SHORT TASK: In the passage on Vajrayana, what are the three moments of the unchanging continuum, listed in the order the passage gives them?

GIVEN TEXT:
--- begin ---
In Vajrayana, recognition of this heritage is called ground tantra. While tantra refers to the unchanging continuum that runs 
through both confusion and awakening, one speaks of three moments: namely, when it is dormant, when it is being unveiled, and when it is fully manifest. These three stages are called ground tantrapath tantra, and fruition tantra. Yet through all these moments, the nature does not change—ground and fruition merely differ in whether it is unveiled or not. While the gradual Sutra approach is understood as transforming a sentient being into a Buddha, the approach of Mantra is based on the recognition of the unchanging abiding reality that is ever present and real, regardless of whether it is manifest or not. Taking this innate reality of Buddha nature as the path is referred to as “the path of the result,” or the resultant vehicle of Vajrayana.
 
The Practical Foundation
 
It is said that Vajrayana is the path of all the Buddhas. Any practitioner who eliminates obscurations and unveils the qualities of enlightenment gradually gains a clear recognition of Buddha nature and takes this indestructible or vajra nature as the path. While Vajrayana is the scope of practitioners such as great bodhisattvas, it is also taught to ordinary individuals, and offers methods by which even they can recognize the innate wisdom of their Buddha nature lineage. However, it is repeatedly stressed that to engage in the resultant Vajrayana path requires a solid foundation. As it says in the tantric scriptures:
 
“Innate absolute wisdom can only come
As the mark of having accumulated merit and purified confusion
And through the blessing of a realized teacher.
--- end ---
Coordinate annotation records:
--- begin ---
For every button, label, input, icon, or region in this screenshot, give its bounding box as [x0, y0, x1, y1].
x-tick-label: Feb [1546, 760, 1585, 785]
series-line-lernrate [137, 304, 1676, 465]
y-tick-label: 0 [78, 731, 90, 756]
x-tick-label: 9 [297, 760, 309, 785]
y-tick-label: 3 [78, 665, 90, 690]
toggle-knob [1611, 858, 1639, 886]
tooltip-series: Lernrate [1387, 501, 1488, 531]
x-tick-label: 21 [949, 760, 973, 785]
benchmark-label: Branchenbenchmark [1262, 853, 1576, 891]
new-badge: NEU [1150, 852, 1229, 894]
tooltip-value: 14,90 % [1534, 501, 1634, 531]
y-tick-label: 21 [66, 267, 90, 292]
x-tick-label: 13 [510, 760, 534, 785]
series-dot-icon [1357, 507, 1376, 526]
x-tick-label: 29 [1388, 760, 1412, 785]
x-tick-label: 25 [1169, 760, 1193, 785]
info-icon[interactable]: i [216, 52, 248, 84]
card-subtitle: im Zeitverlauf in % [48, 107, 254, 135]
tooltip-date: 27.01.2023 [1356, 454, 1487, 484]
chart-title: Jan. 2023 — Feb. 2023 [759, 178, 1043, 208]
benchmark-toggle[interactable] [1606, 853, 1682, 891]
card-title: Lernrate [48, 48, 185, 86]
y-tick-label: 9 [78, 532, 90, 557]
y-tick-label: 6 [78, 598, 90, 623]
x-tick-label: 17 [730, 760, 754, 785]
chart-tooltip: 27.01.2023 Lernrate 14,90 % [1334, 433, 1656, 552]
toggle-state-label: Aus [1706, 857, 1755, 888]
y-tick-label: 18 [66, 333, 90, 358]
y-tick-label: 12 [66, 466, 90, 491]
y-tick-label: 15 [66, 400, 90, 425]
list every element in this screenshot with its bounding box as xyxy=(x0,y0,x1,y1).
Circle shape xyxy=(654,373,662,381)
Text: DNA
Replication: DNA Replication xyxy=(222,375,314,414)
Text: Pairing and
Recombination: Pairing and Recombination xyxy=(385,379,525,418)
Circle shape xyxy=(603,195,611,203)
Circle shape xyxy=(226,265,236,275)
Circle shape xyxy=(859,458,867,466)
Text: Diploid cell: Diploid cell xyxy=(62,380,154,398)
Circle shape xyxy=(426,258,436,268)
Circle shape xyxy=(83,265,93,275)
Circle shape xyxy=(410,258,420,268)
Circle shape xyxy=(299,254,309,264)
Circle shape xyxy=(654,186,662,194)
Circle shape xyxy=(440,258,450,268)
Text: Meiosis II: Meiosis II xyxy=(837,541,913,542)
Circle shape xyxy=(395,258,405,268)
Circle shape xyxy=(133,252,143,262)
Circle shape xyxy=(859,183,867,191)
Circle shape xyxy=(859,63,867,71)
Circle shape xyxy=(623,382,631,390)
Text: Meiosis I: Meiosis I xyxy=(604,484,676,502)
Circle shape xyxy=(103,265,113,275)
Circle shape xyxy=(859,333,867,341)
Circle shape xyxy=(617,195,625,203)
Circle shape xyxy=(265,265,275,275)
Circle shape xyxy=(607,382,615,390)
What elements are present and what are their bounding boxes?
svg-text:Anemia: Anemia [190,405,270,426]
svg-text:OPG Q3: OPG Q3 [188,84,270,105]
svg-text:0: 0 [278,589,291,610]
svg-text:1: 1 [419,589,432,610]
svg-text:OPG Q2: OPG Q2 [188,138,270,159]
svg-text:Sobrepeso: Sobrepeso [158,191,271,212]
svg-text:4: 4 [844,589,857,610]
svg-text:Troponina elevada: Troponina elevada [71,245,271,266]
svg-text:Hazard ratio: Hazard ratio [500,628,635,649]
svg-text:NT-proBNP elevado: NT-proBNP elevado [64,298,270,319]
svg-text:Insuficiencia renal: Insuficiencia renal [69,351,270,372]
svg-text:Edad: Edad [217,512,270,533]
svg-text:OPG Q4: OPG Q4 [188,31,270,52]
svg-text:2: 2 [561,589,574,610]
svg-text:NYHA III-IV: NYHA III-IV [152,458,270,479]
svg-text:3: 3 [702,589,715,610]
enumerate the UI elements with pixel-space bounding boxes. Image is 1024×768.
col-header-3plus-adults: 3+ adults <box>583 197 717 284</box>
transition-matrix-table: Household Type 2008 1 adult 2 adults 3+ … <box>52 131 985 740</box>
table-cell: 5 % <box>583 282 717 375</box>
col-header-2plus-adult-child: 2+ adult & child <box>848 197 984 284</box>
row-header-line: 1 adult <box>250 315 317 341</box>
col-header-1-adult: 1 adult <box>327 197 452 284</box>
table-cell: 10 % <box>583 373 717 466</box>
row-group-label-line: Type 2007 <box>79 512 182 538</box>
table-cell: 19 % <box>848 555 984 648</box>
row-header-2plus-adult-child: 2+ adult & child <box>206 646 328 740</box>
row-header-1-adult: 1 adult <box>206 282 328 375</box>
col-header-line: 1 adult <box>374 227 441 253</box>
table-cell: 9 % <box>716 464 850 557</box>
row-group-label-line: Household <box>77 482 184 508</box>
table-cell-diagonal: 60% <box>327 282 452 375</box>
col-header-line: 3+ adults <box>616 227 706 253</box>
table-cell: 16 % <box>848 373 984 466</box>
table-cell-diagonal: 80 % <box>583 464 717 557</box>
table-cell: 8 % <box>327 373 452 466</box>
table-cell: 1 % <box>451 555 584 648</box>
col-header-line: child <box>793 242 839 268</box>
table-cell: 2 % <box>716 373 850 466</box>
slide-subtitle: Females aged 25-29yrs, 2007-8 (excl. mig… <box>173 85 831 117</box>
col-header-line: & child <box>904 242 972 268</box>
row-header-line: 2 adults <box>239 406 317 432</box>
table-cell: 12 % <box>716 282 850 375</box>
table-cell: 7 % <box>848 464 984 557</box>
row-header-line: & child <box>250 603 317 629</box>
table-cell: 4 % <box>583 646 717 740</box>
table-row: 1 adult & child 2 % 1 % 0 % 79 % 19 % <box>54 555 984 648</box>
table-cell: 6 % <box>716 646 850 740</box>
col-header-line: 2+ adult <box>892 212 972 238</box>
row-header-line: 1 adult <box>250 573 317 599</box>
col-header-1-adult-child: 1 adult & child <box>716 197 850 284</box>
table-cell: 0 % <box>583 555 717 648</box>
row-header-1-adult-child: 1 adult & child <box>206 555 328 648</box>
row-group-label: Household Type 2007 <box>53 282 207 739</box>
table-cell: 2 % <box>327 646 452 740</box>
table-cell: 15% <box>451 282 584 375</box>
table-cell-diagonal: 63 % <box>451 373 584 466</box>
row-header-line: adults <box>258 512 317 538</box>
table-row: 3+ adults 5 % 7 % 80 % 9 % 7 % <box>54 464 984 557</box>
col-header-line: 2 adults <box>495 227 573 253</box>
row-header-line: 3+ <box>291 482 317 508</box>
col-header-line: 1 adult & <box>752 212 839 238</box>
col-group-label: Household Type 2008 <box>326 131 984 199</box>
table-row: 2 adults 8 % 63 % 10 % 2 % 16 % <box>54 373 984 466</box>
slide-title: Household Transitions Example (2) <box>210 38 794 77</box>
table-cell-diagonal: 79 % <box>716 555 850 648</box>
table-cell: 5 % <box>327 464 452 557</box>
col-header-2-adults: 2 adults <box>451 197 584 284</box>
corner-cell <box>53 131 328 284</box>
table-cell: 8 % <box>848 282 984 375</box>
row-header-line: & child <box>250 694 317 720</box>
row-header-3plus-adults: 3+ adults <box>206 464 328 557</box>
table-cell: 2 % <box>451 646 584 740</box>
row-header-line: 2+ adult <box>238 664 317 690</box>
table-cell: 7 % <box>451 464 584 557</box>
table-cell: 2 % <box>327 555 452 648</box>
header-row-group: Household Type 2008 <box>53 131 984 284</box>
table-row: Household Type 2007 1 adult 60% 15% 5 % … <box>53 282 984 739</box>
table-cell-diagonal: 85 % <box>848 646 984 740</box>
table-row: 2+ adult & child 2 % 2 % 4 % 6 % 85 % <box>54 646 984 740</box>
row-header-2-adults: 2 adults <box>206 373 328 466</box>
--- end ---
EXERCISE RESPONSE:
1. When it is dormant
2. When it is being unveiled
3. When it is fully manifest